### [Given task]
Leave out the pictures and copy the remaining records exactly.

[Dataset excerpts]

○ ○ ○ ○ ○

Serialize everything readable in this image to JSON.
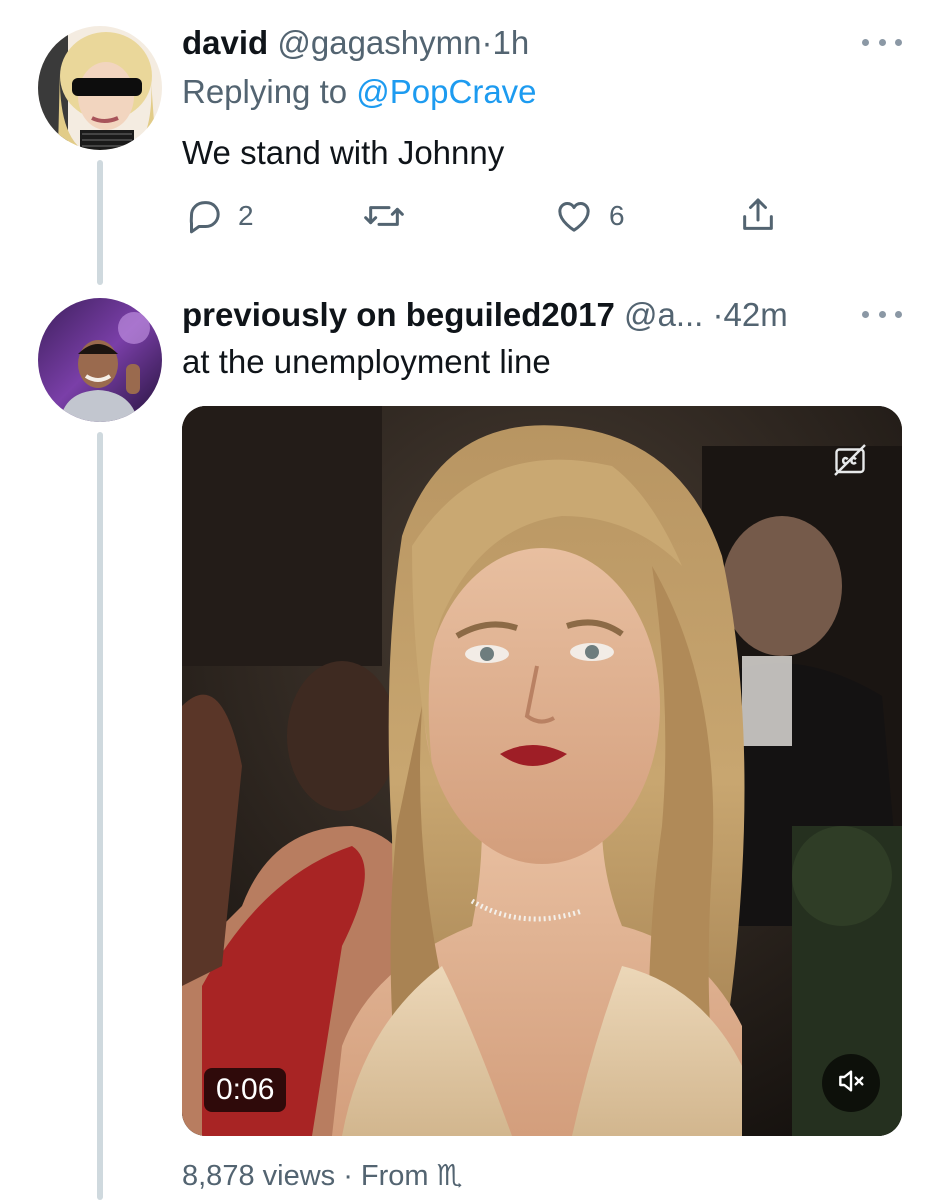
{
  "tweets": [
    {
      "display_name": "david",
      "handle": "@gagashymn",
      "separator": "·",
      "time": "1h",
      "reply_prefix": "Replying to",
      "reply_mention": "@PopCrave",
      "text": "We stand with Johnny",
      "replies": "2",
      "retweets": "",
      "likes": "6"
    },
    {
      "display_name": "previously on beguiled2017",
      "handle": "@a...",
      "separator": "·",
      "time": "42m",
      "text": "at the unemployment line",
      "video": {
        "duration": "0:06",
        "muted": true,
        "captions_icon": "closed-captions-off-icon"
      },
      "views": "8,878 views",
      "from_prefix": "· From",
      "from_glyph": "♏"
    }
  ],
  "icons": {
    "reply": "reply-icon",
    "retweet": "retweet-icon",
    "like": "heart-icon",
    "share": "share-icon",
    "more": "more-icon",
    "mute": "muted-speaker-icon"
  },
  "colors": {
    "link": "#1d9bf0",
    "secondary": "#536471",
    "primary_text": "#0f1419",
    "thread_line": "#cfd9de"
  }
}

○ ○ ○ ○ ○

### [Problem solution]
Serialize everything readable in this image to JSON.
{
  "tweets": [
    {
      "display_name": "david",
      "handle": "@gagashymn",
      "separator": "·",
      "time": "1h",
      "reply_prefix": "Replying to",
      "reply_mention": "@PopCrave",
      "text": "We stand with Johnny",
      "replies": "2",
      "retweets": "",
      "likes": "6"
    },
    {
      "display_name": "previously on beguiled2017",
      "handle": "@a...",
      "separator": "·",
      "time": "42m",
      "text": "at the unemployment line",
      "video": {
        "duration": "0:06",
        "muted": true,
        "captions_icon": "closed-captions-off-icon"
      },
      "views": "8,878 views",
      "from_prefix": "· From",
      "from_glyph": "♏"
    }
  ],
  "icons": {
    "reply": "reply-icon",
    "retweet": "retweet-icon",
    "like": "heart-icon",
    "share": "share-icon",
    "more": "more-icon",
    "mute": "muted-speaker-icon"
  },
  "colors": {
    "link": "#1d9bf0",
    "secondary": "#536471",
    "primary_text": "#0f1419",
    "thread_line": "#cfd9de"
  }
}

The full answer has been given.